Only the number is wanted: how many lines contain the word "Classes"?

+ + + + +

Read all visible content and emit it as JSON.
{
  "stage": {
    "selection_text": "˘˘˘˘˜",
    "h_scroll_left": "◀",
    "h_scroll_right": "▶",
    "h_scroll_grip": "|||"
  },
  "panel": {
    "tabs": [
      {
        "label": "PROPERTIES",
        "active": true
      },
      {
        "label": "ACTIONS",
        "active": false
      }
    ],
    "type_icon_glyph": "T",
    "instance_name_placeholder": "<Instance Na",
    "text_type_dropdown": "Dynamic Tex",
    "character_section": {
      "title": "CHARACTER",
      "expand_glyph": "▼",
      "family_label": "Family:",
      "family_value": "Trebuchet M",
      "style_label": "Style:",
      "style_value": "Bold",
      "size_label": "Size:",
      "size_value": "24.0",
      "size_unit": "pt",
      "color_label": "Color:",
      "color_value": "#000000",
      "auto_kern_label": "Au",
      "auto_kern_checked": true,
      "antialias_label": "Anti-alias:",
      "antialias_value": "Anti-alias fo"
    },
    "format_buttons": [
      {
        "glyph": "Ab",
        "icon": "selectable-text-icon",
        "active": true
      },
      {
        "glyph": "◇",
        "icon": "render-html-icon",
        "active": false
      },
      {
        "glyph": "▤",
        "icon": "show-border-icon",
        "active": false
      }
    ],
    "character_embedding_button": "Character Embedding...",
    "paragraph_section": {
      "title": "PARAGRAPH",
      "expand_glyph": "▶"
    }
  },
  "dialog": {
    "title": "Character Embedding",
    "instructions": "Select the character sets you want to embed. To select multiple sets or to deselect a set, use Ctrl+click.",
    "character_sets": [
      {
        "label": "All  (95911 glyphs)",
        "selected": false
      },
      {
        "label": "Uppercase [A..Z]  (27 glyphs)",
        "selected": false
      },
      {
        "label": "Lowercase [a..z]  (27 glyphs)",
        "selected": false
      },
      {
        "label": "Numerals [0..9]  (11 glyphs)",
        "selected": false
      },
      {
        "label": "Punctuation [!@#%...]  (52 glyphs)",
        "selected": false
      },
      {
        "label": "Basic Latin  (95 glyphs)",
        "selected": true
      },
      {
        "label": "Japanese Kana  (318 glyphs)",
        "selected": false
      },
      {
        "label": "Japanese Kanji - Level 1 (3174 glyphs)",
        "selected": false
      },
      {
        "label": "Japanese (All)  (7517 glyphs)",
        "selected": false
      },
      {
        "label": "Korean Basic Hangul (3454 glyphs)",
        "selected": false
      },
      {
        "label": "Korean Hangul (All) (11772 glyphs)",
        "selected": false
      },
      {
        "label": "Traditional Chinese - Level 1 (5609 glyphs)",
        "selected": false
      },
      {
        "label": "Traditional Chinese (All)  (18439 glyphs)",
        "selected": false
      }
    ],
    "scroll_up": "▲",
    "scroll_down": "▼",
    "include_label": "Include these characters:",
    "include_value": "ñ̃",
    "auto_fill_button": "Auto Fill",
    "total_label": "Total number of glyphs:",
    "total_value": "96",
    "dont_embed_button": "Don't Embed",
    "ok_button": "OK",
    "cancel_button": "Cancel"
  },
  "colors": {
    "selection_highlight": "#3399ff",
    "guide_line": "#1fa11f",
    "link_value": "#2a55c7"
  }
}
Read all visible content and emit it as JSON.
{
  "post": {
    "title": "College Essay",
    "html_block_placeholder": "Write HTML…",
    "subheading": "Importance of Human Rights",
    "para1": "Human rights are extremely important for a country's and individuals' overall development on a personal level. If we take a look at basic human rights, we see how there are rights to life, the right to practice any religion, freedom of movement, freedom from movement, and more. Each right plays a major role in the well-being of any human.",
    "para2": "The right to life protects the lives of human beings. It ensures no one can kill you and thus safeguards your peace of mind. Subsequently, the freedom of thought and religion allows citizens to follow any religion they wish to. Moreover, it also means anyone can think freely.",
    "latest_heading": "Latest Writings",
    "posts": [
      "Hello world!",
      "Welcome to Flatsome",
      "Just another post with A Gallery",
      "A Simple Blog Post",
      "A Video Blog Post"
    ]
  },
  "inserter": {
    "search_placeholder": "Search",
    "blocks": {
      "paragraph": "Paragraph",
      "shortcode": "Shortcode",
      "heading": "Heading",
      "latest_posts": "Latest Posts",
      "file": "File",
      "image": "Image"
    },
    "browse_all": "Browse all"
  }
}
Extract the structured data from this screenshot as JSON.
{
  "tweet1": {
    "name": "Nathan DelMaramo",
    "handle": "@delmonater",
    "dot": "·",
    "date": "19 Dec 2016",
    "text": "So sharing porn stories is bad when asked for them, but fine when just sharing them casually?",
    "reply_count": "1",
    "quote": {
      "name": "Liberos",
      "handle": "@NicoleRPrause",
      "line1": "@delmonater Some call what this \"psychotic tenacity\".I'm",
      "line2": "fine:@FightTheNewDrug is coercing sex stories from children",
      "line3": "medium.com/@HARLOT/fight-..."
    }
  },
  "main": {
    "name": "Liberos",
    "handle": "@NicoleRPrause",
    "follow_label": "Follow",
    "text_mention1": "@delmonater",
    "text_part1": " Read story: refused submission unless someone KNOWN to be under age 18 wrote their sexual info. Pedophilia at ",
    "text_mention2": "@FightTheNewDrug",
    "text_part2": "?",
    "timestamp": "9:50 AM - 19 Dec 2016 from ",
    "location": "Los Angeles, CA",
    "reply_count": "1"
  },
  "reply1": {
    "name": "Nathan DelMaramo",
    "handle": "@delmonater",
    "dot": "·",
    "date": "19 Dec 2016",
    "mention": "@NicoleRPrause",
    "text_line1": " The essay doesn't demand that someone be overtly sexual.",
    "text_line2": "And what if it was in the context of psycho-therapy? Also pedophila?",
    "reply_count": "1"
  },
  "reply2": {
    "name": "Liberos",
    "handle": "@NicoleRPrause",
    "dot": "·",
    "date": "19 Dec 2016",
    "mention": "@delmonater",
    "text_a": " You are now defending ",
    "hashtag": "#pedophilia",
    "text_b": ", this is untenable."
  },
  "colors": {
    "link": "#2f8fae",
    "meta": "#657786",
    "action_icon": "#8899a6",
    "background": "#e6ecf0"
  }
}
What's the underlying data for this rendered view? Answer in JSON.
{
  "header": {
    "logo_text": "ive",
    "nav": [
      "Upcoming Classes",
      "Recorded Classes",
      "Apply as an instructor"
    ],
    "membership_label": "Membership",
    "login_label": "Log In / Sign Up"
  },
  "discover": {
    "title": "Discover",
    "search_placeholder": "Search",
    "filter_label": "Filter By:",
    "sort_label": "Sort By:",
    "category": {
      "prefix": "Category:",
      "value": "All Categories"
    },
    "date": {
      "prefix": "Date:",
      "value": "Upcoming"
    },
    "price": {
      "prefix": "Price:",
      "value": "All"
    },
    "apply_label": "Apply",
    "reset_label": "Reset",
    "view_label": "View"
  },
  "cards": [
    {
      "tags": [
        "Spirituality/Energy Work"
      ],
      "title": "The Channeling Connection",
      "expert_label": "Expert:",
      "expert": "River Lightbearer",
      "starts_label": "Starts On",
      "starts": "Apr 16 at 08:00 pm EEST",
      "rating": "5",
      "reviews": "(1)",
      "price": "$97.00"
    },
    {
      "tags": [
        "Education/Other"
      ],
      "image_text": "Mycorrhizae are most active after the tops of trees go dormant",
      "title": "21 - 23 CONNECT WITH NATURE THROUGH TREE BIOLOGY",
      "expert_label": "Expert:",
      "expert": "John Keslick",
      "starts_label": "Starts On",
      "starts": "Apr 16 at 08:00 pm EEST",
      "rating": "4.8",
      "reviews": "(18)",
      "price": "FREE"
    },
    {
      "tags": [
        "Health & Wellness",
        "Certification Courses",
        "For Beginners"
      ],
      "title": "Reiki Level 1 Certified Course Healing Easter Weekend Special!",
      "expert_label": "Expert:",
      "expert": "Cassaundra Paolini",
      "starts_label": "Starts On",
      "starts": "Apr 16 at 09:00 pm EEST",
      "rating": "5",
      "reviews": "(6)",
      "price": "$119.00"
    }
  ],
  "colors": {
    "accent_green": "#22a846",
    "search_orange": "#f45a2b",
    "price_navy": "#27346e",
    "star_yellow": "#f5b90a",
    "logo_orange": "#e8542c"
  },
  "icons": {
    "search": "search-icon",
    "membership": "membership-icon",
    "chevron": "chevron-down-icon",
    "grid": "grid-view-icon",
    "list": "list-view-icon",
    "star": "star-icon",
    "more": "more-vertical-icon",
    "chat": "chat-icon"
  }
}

+ + + + +

§ Completed exercise
2